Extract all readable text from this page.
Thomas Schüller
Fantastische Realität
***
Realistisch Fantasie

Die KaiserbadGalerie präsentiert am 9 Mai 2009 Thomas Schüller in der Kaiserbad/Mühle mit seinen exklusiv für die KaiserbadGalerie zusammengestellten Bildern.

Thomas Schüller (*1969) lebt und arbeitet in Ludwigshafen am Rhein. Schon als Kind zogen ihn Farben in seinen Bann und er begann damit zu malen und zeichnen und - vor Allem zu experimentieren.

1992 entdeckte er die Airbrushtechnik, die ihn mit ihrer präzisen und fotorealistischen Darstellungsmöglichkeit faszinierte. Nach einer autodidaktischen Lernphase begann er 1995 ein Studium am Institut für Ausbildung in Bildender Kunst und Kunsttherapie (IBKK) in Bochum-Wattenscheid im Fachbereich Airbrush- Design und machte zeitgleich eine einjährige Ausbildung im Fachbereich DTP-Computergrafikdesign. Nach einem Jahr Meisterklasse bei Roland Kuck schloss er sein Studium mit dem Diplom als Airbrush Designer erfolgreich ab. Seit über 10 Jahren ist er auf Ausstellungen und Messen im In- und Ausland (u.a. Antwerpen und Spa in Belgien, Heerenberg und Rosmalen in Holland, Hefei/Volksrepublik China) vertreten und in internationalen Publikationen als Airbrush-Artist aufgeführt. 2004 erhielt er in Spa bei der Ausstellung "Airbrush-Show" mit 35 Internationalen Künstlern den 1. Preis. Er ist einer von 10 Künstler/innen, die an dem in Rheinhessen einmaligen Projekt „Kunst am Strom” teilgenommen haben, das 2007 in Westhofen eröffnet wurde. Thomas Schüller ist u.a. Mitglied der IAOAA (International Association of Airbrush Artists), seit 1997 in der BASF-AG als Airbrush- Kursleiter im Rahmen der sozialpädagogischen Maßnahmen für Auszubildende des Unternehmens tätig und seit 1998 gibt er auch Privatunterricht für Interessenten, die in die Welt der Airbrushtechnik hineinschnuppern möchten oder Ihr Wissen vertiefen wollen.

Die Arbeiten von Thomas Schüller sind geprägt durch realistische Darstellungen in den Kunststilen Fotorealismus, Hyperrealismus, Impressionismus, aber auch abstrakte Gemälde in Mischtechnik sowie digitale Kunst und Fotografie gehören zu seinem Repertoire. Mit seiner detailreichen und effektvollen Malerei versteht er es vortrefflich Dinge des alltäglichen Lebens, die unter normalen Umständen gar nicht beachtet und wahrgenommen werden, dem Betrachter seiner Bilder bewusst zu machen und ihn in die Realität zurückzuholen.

------------------------------

## What the exercise asks
To complete this exercise, set down every line above exactly once more.

## Response below
Extract all readable text from this page.
Thomas Schüller
Fantastische Realität
***
Realistisch Fantasie

Die KaiserbadGalerie präsentiert am 9 Mai 2009 Thomas Schüller in der Kaiserbad/Mühle mit seinen exklusiv für die KaiserbadGalerie zusammengestellten Bildern.

Thomas Schüller (*1969) lebt und arbeitet in Ludwigshafen am Rhein. Schon als Kind zogen ihn Farben in seinen Bann und er begann damit zu malen und zeichnen und - vor Allem zu experimentieren.

1992 entdeckte er die Airbrushtechnik, die ihn mit ihrer präzisen und fotorealistischen Darstellungsmöglichkeit faszinierte. Nach einer autodidaktischen Lernphase begann er 1995 ein Studium am Institut für Ausbildung in Bildender Kunst und Kunsttherapie (IBKK) in Bochum-Wattenscheid im Fachbereich Airbrush- Design und machte zeitgleich eine einjährige Ausbildung im Fachbereich DTP-Computergrafikdesign. Nach einem Jahr Meisterklasse bei Roland Kuck schloss er sein Studium mit dem Diplom als Airbrush Designer erfolgreich ab. Seit über 10 Jahren ist er auf Ausstellungen und Messen im In- und Ausland (u.a. Antwerpen und Spa in Belgien, Heerenberg und Rosmalen in Holland, Hefei/Volksrepublik China) vertreten und in internationalen Publikationen als Airbrush-Artist aufgeführt. 2004 erhielt er in Spa bei der Ausstellung "Airbrush-Show" mit 35 Internationalen Künstlern den 1. Preis. Er ist einer von 10 Künstler/innen, die an dem in Rheinhessen einmaligen Projekt „Kunst am Strom” teilgenommen haben, das 2007 in Westhofen eröffnet wurde. Thomas Schüller ist u.a. Mitglied der IAOAA (International Association of Airbrush Artists), seit 1997 in der BASF-AG als Airbrush- Kursleiter im Rahmen der sozialpädagogischen Maßnahmen für Auszubildende des Unternehmens tätig und seit 1998 gibt er auch Privatunterricht für Interessenten, die in die Welt der Airbrushtechnik hineinschnuppern möchten oder Ihr Wissen vertiefen wollen.

Die Arbeiten von Thomas Schüller sind geprägt durch realistische Darstellungen in den Kunststilen Fotorealismus, Hyperrealismus, Impressionismus, aber auch abstrakte Gemälde in Mischtechnik sowie digitale Kunst und Fotografie gehören zu seinem Repertoire. Mit seiner detailreichen und effektvollen Malerei versteht er es vortrefflich Dinge des alltäglichen Lebens, die unter normalen Umständen gar nicht beachtet und wahrgenommen werden, dem Betrachter seiner Bilder bewusst zu machen und ihn in die Realität zurückzuholen.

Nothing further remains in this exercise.